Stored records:
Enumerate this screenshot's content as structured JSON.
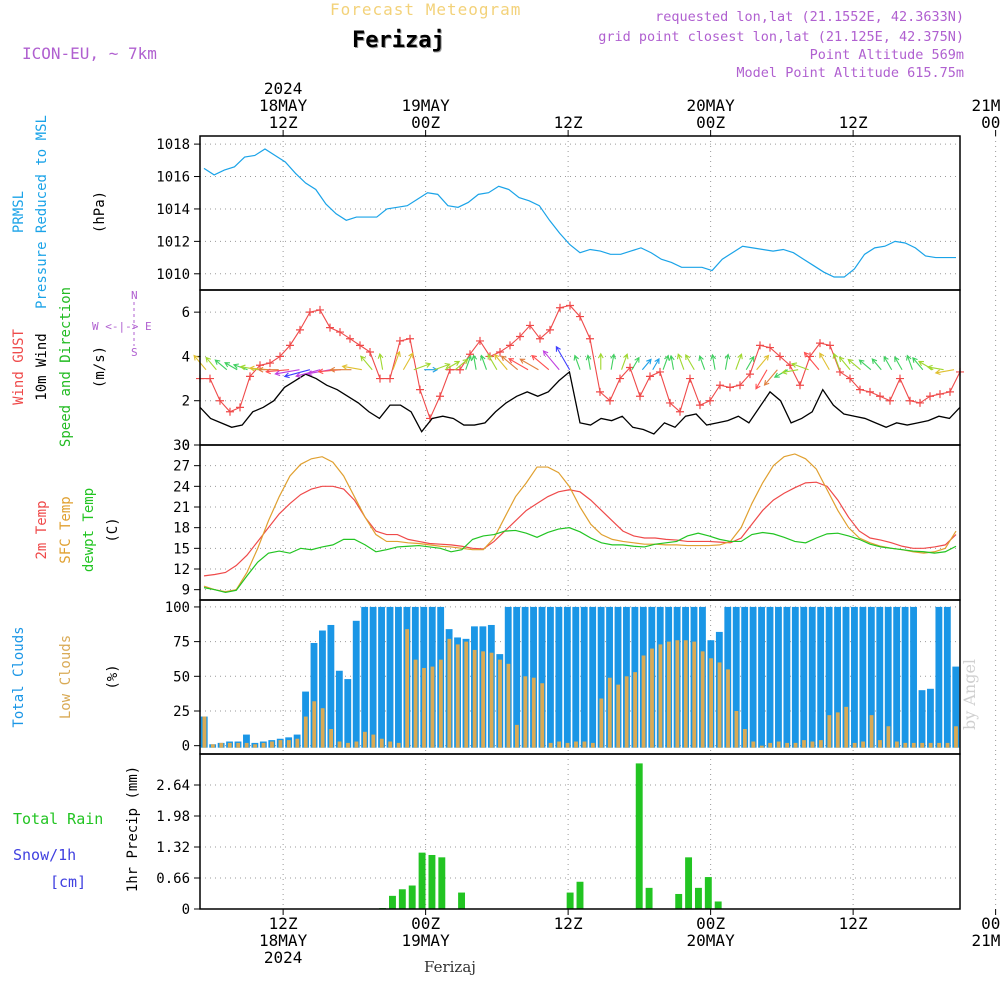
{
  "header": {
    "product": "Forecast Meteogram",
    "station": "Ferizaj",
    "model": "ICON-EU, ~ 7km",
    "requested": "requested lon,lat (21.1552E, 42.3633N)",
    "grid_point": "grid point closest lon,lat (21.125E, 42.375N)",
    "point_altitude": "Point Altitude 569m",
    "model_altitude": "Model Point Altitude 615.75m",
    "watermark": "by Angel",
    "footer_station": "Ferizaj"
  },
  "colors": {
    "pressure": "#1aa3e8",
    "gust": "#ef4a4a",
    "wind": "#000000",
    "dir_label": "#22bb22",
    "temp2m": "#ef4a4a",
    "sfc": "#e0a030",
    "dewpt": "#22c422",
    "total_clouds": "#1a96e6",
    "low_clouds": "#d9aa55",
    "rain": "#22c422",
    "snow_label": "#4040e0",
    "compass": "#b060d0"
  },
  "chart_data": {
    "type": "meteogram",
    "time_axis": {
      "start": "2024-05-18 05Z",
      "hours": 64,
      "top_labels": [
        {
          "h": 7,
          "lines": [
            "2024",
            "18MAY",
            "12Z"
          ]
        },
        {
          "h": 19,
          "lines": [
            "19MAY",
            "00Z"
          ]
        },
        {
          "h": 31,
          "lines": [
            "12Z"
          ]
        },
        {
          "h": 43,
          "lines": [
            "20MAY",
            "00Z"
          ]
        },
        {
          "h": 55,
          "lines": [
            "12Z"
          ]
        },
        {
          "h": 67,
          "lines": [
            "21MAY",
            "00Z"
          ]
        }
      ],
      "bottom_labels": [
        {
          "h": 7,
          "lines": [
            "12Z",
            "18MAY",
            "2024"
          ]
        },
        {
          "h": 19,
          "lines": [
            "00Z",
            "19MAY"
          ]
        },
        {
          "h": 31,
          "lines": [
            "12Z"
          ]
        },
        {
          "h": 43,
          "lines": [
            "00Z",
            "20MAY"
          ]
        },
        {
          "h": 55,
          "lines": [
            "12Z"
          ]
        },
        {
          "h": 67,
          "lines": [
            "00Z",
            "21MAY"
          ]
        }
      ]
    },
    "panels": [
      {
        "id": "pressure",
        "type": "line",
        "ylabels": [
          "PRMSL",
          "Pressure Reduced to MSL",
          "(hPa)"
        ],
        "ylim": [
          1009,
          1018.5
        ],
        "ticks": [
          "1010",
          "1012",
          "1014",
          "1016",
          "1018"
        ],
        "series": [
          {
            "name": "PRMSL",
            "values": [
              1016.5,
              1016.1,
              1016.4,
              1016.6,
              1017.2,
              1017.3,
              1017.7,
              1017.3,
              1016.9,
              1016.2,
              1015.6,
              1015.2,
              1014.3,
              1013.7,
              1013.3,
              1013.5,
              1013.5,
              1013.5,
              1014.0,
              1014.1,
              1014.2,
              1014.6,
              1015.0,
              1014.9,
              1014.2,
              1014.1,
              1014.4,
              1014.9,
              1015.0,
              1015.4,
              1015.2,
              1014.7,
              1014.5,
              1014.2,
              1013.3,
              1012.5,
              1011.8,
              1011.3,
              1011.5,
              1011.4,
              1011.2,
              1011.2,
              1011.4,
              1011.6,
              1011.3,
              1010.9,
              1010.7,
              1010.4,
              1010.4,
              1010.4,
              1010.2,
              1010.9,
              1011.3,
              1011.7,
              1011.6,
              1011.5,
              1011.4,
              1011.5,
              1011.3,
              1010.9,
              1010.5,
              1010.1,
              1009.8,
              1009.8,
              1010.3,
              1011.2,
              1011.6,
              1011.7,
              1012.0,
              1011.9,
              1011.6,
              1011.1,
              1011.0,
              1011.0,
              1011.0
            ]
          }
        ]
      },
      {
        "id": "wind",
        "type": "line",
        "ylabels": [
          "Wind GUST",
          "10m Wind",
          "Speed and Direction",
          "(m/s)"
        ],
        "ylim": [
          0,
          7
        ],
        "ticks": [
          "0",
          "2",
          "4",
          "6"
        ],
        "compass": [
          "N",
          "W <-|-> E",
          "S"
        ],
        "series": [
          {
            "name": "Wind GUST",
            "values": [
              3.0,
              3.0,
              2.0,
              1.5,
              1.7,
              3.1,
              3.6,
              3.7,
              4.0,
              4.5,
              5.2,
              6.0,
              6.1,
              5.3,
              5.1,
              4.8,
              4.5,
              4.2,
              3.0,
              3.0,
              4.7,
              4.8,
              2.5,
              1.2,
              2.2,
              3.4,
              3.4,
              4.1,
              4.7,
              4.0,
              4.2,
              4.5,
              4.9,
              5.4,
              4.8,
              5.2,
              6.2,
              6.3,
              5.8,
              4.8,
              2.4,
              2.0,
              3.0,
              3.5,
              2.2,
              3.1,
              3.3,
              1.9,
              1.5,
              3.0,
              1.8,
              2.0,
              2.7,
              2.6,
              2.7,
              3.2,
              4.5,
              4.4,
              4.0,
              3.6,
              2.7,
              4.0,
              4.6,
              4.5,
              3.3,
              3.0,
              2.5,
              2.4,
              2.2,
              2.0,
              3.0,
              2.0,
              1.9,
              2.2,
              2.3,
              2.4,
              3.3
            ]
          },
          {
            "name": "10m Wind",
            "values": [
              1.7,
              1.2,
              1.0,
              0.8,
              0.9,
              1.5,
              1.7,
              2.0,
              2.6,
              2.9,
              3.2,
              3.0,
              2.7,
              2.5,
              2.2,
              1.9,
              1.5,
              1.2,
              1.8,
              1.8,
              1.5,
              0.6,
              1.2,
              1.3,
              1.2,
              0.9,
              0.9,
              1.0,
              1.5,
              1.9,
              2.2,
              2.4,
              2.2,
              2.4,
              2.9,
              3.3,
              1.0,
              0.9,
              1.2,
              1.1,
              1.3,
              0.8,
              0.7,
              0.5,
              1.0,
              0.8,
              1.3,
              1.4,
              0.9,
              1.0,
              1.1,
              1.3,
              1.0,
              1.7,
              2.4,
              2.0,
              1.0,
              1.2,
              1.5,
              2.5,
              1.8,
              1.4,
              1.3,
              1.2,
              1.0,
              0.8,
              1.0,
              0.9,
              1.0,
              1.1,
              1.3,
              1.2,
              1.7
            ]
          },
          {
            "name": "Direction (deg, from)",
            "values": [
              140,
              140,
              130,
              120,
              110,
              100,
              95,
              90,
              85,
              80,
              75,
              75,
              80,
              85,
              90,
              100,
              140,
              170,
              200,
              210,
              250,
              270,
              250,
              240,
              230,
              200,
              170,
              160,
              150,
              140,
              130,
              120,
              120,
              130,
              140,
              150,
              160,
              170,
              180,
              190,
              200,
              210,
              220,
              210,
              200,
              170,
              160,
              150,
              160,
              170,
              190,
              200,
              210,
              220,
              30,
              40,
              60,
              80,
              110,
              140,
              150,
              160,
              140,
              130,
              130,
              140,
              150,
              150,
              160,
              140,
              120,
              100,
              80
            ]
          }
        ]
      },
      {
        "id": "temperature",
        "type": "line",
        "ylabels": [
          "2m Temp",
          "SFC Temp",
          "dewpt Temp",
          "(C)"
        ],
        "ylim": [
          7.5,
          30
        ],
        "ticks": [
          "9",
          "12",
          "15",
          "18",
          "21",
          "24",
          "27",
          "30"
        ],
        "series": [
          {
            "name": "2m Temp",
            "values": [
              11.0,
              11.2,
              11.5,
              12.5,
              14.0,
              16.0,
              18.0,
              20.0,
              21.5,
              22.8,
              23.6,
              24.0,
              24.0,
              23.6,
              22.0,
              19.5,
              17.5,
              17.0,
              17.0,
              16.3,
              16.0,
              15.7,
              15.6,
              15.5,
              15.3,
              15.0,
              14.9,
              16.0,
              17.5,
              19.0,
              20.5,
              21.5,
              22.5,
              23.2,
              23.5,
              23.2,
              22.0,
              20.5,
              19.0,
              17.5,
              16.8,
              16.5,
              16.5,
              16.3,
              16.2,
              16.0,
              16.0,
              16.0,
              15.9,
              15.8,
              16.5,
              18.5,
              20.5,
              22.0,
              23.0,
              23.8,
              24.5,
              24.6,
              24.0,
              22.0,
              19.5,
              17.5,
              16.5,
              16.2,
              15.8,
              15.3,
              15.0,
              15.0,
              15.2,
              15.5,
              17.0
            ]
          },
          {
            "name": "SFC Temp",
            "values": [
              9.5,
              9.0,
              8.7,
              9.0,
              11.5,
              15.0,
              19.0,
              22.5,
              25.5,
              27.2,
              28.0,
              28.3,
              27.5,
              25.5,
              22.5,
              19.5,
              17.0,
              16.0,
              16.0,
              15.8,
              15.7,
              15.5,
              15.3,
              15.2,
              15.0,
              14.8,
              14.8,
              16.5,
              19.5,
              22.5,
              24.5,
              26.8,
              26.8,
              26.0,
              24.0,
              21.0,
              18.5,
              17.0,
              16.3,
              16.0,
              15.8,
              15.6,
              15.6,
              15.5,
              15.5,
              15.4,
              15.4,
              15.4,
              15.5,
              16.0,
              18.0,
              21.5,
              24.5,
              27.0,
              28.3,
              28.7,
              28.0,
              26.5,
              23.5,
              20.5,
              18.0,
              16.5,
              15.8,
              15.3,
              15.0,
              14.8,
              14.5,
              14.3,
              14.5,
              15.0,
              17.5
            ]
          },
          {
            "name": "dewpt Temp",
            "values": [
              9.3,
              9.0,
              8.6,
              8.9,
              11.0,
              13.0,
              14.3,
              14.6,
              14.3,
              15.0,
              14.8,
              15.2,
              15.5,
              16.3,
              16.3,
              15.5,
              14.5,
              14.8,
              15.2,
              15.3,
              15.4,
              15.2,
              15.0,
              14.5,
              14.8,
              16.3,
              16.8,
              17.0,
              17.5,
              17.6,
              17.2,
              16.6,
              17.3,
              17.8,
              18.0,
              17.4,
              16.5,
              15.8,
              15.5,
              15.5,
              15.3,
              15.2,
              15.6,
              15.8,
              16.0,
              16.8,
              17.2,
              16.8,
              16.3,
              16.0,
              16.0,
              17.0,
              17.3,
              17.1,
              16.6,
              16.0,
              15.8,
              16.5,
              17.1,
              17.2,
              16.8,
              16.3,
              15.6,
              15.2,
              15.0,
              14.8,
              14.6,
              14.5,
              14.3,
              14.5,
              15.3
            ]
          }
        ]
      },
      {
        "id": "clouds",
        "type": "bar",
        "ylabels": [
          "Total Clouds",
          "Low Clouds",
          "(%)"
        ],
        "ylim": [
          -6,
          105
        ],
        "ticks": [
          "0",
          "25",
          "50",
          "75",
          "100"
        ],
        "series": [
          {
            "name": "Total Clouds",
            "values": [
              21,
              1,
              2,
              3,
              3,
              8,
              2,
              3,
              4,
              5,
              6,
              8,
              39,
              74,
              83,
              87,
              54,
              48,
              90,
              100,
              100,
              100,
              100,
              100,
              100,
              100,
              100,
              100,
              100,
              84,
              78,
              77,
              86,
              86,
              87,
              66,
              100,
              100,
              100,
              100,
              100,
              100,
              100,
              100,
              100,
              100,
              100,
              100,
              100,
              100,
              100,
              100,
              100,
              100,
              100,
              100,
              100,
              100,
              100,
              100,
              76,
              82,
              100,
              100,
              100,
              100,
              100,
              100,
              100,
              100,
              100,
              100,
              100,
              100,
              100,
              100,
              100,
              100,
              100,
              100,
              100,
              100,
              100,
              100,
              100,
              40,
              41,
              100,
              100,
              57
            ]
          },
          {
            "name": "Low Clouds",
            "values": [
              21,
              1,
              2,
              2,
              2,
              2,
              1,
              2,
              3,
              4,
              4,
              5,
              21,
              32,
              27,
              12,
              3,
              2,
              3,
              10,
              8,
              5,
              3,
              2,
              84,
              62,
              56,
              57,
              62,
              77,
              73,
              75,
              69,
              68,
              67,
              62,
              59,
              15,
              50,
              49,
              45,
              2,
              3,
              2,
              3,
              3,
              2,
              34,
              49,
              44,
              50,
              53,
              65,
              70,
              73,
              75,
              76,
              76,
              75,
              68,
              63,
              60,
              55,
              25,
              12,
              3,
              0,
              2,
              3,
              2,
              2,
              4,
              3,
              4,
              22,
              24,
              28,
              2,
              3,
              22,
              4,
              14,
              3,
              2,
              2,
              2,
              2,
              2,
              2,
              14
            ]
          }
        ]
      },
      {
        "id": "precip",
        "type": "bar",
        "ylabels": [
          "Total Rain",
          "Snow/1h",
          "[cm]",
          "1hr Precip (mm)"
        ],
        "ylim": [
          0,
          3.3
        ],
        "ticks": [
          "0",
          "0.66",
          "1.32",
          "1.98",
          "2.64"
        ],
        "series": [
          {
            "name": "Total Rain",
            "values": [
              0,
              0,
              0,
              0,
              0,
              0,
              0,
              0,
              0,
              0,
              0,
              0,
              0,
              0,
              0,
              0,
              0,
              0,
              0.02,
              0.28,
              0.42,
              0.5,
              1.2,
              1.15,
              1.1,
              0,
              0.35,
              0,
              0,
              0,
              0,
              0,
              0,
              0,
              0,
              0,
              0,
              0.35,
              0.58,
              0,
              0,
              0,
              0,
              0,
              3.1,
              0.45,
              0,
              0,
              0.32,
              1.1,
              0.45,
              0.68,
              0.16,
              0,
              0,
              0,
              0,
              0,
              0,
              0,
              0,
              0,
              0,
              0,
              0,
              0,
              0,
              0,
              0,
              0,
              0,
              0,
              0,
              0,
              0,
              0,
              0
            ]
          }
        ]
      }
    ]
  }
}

[EXERCISE TASK] Each line in the listing above that contains "Ferizaj" should be copied.

[FINISHED TASK]
    "station": "Ferizaj",
    "footer_station": "Ferizaj"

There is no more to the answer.